• **Task description**: In the material below, identify each line bearing the word "giữa". Reproduce those lines.

* * *

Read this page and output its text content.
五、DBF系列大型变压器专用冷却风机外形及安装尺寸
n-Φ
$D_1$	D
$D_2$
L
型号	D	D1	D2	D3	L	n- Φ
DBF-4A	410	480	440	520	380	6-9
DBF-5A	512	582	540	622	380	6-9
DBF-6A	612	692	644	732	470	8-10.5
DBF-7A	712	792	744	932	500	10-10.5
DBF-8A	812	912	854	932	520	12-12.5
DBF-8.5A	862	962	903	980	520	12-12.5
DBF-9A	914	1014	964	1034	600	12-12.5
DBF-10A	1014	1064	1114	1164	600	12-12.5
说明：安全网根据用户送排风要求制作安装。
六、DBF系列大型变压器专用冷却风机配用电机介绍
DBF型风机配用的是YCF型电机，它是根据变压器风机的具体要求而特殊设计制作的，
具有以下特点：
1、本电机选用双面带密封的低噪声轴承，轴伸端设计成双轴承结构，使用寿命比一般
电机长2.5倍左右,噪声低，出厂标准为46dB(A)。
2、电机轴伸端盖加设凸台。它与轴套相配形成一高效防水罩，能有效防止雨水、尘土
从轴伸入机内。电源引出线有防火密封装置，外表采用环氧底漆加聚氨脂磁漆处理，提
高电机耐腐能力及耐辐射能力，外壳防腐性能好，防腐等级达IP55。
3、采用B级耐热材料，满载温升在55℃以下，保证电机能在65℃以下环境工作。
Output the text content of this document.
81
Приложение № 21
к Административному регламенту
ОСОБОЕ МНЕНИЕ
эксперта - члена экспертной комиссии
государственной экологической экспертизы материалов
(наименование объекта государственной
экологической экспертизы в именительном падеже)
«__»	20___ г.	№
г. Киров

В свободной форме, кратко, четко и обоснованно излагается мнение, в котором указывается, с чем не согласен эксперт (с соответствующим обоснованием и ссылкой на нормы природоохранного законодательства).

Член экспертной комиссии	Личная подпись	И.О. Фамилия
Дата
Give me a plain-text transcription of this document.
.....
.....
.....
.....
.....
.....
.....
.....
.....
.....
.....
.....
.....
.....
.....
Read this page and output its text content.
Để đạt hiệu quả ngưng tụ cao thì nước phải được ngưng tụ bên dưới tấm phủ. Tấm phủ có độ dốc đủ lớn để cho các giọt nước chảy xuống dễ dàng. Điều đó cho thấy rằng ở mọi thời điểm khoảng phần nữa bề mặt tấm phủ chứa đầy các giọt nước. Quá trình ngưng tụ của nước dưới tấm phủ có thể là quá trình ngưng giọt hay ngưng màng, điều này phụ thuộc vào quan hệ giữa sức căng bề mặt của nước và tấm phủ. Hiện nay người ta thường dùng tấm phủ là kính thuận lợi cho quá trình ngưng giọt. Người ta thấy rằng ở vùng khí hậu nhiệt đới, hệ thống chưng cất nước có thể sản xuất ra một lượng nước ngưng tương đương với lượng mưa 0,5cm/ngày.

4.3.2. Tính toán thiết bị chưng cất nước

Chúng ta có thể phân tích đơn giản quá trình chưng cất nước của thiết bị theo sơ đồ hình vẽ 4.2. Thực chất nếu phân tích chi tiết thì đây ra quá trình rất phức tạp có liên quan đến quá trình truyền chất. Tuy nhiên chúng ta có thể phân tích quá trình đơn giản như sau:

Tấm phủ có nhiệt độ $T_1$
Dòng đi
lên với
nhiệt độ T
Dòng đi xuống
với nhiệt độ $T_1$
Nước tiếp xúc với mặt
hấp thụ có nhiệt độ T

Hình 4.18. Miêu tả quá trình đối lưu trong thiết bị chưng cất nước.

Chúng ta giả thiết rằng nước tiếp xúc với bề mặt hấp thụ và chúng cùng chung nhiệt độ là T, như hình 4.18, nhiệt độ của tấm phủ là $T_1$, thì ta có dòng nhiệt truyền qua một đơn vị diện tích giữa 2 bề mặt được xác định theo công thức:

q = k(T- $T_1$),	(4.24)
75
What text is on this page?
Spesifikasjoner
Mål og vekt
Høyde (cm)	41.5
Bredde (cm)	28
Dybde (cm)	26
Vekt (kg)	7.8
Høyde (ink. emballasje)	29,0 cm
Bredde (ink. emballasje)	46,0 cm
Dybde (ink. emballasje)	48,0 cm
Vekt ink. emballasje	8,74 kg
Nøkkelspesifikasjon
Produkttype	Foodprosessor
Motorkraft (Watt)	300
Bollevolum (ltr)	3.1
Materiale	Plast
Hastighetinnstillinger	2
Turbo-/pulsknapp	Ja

* * *

• **Exercise answer**:
Để đạt hiệu quả ngưng tụ cao thì nước phải được ngưng tụ bên dưới tấm phủ. Tấm phủ có độ dốc đủ lớn để cho các giọt nước chảy xuống dễ dàng. Điều đó cho thấy rằng ở mọi thời điểm khoảng phần nữa bề mặt tấm phủ chứa đầy các giọt nước. Quá trình ngưng tụ của nước dưới tấm phủ có thể là quá trình ngưng giọt hay ngưng màng, điều này phụ thuộc vào quan hệ giữa sức căng bề mặt của nước và tấm phủ. Hiện nay người ta thường dùng tấm phủ là kính thuận lợi cho quá trình ngưng giọt. Người ta thấy rằng ở vùng khí hậu nhiệt đới, hệ thống chưng cất nước có thể sản xuất ra một lượng nước ngưng tương đương với lượng mưa 0,5cm/ngày.
Chúng ta giả thiết rằng nước tiếp xúc với bề mặt hấp thụ và chúng cùng chung nhiệt độ là T, như hình 4.18, nhiệt độ của tấm phủ là $T_1$, thì ta có dòng nhiệt truyền qua một đơn vị diện tích giữa 2 bề mặt được xác định theo công thức:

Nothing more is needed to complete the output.